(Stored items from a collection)

★ ★ ★ ★ ★

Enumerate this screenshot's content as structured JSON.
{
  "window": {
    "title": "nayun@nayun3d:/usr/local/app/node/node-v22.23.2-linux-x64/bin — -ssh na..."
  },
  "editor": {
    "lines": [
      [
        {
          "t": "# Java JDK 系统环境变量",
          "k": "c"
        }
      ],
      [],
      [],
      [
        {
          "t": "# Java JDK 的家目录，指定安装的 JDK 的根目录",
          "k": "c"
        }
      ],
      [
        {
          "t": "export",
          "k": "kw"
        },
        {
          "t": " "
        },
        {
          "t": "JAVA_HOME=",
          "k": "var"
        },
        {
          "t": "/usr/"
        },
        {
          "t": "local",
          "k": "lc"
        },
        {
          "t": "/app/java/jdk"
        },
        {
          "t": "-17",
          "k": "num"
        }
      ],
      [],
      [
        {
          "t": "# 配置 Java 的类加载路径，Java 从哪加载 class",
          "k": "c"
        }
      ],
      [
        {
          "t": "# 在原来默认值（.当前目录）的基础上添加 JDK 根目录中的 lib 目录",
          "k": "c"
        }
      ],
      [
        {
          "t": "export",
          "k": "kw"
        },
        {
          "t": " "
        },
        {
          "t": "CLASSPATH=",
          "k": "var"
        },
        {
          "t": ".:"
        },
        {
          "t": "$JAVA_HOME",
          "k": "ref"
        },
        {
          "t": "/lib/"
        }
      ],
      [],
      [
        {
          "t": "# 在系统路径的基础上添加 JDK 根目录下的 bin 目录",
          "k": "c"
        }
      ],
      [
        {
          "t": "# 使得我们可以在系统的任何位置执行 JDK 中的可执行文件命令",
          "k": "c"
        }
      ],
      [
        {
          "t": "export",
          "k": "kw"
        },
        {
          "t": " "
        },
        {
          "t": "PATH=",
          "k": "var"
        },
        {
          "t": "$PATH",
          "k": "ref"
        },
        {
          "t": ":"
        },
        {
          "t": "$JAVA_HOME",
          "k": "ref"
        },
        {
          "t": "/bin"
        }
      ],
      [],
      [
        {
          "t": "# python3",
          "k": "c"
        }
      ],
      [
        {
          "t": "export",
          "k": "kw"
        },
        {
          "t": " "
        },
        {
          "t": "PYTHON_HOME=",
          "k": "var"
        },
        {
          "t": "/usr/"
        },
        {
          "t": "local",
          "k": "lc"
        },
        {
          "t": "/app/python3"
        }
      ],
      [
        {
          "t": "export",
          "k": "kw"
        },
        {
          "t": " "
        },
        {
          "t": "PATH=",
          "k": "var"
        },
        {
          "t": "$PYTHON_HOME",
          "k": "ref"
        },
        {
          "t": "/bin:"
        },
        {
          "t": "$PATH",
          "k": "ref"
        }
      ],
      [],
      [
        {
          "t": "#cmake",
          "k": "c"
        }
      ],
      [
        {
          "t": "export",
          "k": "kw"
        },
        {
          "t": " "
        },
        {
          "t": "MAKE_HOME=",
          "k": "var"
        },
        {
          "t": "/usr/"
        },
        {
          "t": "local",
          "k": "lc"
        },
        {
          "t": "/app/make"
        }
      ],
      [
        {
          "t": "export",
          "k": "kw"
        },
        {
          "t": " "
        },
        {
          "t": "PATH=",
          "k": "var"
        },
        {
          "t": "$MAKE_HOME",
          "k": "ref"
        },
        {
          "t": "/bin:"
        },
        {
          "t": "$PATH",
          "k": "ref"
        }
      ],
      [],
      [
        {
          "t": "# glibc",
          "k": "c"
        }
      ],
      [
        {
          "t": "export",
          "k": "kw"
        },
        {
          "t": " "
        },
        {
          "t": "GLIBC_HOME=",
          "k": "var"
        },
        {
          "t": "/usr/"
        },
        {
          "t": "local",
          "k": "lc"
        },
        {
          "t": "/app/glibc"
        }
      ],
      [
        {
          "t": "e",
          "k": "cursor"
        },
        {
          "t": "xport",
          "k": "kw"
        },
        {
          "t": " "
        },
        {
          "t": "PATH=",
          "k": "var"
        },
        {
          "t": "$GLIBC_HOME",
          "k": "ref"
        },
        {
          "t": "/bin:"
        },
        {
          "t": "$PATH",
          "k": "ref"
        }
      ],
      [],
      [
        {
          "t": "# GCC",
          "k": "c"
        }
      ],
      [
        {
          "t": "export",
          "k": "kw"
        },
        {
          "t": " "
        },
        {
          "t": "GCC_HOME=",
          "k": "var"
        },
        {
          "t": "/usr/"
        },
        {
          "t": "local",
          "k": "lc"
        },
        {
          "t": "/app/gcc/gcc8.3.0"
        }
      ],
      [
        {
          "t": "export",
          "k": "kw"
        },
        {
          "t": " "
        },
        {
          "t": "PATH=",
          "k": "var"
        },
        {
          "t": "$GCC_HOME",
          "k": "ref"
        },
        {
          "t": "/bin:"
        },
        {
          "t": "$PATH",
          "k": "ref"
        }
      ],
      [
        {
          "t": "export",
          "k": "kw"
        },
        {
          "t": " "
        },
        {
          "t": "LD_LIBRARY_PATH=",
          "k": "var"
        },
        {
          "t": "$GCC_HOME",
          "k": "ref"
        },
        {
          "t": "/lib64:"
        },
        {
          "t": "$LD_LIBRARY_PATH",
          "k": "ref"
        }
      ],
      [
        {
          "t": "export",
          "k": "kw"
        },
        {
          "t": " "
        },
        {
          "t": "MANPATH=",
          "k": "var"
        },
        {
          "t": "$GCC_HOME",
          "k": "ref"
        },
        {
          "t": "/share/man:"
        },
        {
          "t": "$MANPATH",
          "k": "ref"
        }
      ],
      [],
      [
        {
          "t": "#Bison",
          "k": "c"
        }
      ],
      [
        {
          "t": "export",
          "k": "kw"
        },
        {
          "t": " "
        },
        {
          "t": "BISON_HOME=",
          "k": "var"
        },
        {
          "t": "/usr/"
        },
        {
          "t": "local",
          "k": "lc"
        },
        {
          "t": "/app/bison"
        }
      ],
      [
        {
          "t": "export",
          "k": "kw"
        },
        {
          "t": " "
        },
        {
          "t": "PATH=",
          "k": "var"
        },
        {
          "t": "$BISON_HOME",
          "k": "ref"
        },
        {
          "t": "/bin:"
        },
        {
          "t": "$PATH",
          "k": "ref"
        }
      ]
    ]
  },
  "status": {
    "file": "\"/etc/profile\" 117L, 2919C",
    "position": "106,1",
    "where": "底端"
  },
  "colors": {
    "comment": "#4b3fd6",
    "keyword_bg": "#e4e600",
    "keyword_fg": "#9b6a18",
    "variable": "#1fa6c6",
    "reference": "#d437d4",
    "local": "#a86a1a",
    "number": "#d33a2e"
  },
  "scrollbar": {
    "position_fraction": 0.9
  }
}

★ ★ ★ ★ ★

### [What to do]
Reproduce the material in full, with no word added or dropped.

### [Exercise output]
Enumerate this screenshot's content as structured JSON.
{
  "window": {
    "title": "nayun@nayun3d:/usr/local/app/node/node-v22.23.2-linux-x64/bin — -ssh na..."
  },
  "editor": {
    "lines": [
      [
        {
          "t": "# Java JDK 系统环境变量",
          "k": "c"
        }
      ],
      [],
      [],
      [
        {
          "t": "# Java JDK 的家目录，指定安装的 JDK 的根目录",
          "k": "c"
        }
      ],
      [
        {
          "t": "export",
          "k": "kw"
        },
        {
          "t": " "
        },
        {
          "t": "JAVA_HOME=",
          "k": "var"
        },
        {
          "t": "/usr/"
        },
        {
          "t": "local",
          "k": "lc"
        },
        {
          "t": "/app/java/jdk"
        },
        {
          "t": "-17",
          "k": "num"
        }
      ],
      [],
      [
        {
          "t": "# 配置 Java 的类加载路径，Java 从哪加载 class",
          "k": "c"
        }
      ],
      [
        {
          "t": "# 在原来默认值（.当前目录）的基础上添加 JDK 根目录中的 lib 目录",
          "k": "c"
        }
      ],
      [
        {
          "t": "export",
          "k": "kw"
        },
        {
          "t": " "
        },
        {
          "t": "CLASSPATH=",
          "k": "var"
        },
        {
          "t": ".:"
        },
        {
          "t": "$JAVA_HOME",
          "k": "ref"
        },
        {
          "t": "/lib/"
        }
      ],
      [],
      [
        {
          "t": "# 在系统路径的基础上添加 JDK 根目录下的 bin 目录",
          "k": "c"
        }
      ],
      [
        {
          "t": "# 使得我们可以在系统的任何位置执行 JDK 中的可执行文件命令",
          "k": "c"
        }
      ],
      [
        {
          "t": "export",
          "k": "kw"
        },
        {
          "t": " "
        },
        {
          "t": "PATH=",
          "k": "var"
        },
        {
          "t": "$PATH",
          "k": "ref"
        },
        {
          "t": ":"
        },
        {
          "t": "$JAVA_HOME",
          "k": "ref"
        },
        {
          "t": "/bin"
        }
      ],
      [],
      [
        {
          "t": "# python3",
          "k": "c"
        }
      ],
      [
        {
          "t": "export",
          "k": "kw"
        },
        {
          "t": " "
        },
        {
          "t": "PYTHON_HOME=",
          "k": "var"
        },
        {
          "t": "/usr/"
        },
        {
          "t": "local",
          "k": "lc"
        },
        {
          "t": "/app/python3"
        }
      ],
      [
        {
          "t": "export",
          "k": "kw"
        },
        {
          "t": " "
        },
        {
          "t": "PATH=",
          "k": "var"
        },
        {
          "t": "$PYTHON_HOME",
          "k": "ref"
        },
        {
          "t": "/bin:"
        },
        {
          "t": "$PATH",
          "k": "ref"
        }
      ],
      [],
      [
        {
          "t": "#cmake",
          "k": "c"
        }
      ],
      [
        {
          "t": "export",
          "k": "kw"
        },
        {
          "t": " "
        },
        {
          "t": "MAKE_HOME=",
          "k": "var"
        },
        {
          "t": "/usr/"
        },
        {
          "t": "local",
          "k": "lc"
        },
        {
          "t": "/app/make"
        }
      ],
      [
        {
          "t": "export",
          "k": "kw"
        },
        {
          "t": " "
        },
        {
          "t": "PATH=",
          "k": "var"
        },
        {
          "t": "$MAKE_HOME",
          "k": "ref"
        },
        {
          "t": "/bin:"
        },
        {
          "t": "$PATH",
          "k": "ref"
        }
      ],
      [],
      [
        {
          "t": "# glibc",
          "k": "c"
        }
      ],
      [
        {
          "t": "export",
          "k": "kw"
        },
        {
          "t": " "
        },
        {
          "t": "GLIBC_HOME=",
          "k": "var"
        },
        {
          "t": "/usr/"
        },
        {
          "t": "local",
          "k": "lc"
        },
        {
          "t": "/app/glibc"
        }
      ],
      [
        {
          "t": "e",
          "k": "cursor"
        },
        {
          "t": "xport",
          "k": "kw"
        },
        {
          "t": " "
        },
        {
          "t": "PATH=",
          "k": "var"
        },
        {
          "t": "$GLIBC_HOME",
          "k": "ref"
        },
        {
          "t": "/bin:"
        },
        {
          "t": "$PATH",
          "k": "ref"
        }
      ],
      [],
      [
        {
          "t": "# GCC",
          "k": "c"
        }
      ],
      [
        {
          "t": "export",
          "k": "kw"
        },
        {
          "t": " "
        },
        {
          "t": "GCC_HOME=",
          "k": "var"
        },
        {
          "t": "/usr/"
        },
        {
          "t": "local",
          "k": "lc"
        },
        {
          "t": "/app/gcc/gcc8.3.0"
        }
      ],
      [
        {
          "t": "export",
          "k": "kw"
        },
        {
          "t": " "
        },
        {
          "t": "PATH=",
          "k": "var"
        },
        {
          "t": "$GCC_HOME",
          "k": "ref"
        },
        {
          "t": "/bin:"
        },
        {
          "t": "$PATH",
          "k": "ref"
        }
      ],
      [
        {
          "t": "export",
          "k": "kw"
        },
        {
          "t": " "
        },
        {
          "t": "LD_LIBRARY_PATH=",
          "k": "var"
        },
        {
          "t": "$GCC_HOME",
          "k": "ref"
        },
        {
          "t": "/lib64:"
        },
        {
          "t": "$LD_LIBRARY_PATH",
          "k": "ref"
        }
      ],
      [
        {
          "t": "export",
          "k": "kw"
        },
        {
          "t": " "
        },
        {
          "t": "MANPATH=",
          "k": "var"
        },
        {
          "t": "$GCC_HOME",
          "k": "ref"
        },
        {
          "t": "/share/man:"
        },
        {
          "t": "$MANPATH",
          "k": "ref"
        }
      ],
      [],
      [
        {
          "t": "#Bison",
          "k": "c"
        }
      ],
      [
        {
          "t": "export",
          "k": "kw"
        },
        {
          "t": " "
        },
        {
          "t": "BISON_HOME=",
          "k": "var"
        },
        {
          "t": "/usr/"
        },
        {
          "t": "local",
          "k": "lc"
        },
        {
          "t": "/app/bison"
        }
      ],
      [
        {
          "t": "export",
          "k": "kw"
        },
        {
          "t": " "
        },
        {
          "t": "PATH=",
          "k": "var"
        },
        {
          "t": "$BISON_HOME",
          "k": "ref"
        },
        {
          "t": "/bin:"
        },
        {
          "t": "$PATH",
          "k": "ref"
        }
      ]
    ]
  },
  "status": {
    "file": "\"/etc/profile\" 117L, 2919C",
    "position": "106,1",
    "where": "底端"
  },
  "colors": {
    "comment": "#4b3fd6",
    "keyword_bg": "#e4e600",
    "keyword_fg": "#9b6a18",
    "variable": "#1fa6c6",
    "reference": "#d437d4",
    "local": "#a86a1a",
    "number": "#d33a2e"
  },
  "scrollbar": {
    "position_fraction": 0.9
  }
}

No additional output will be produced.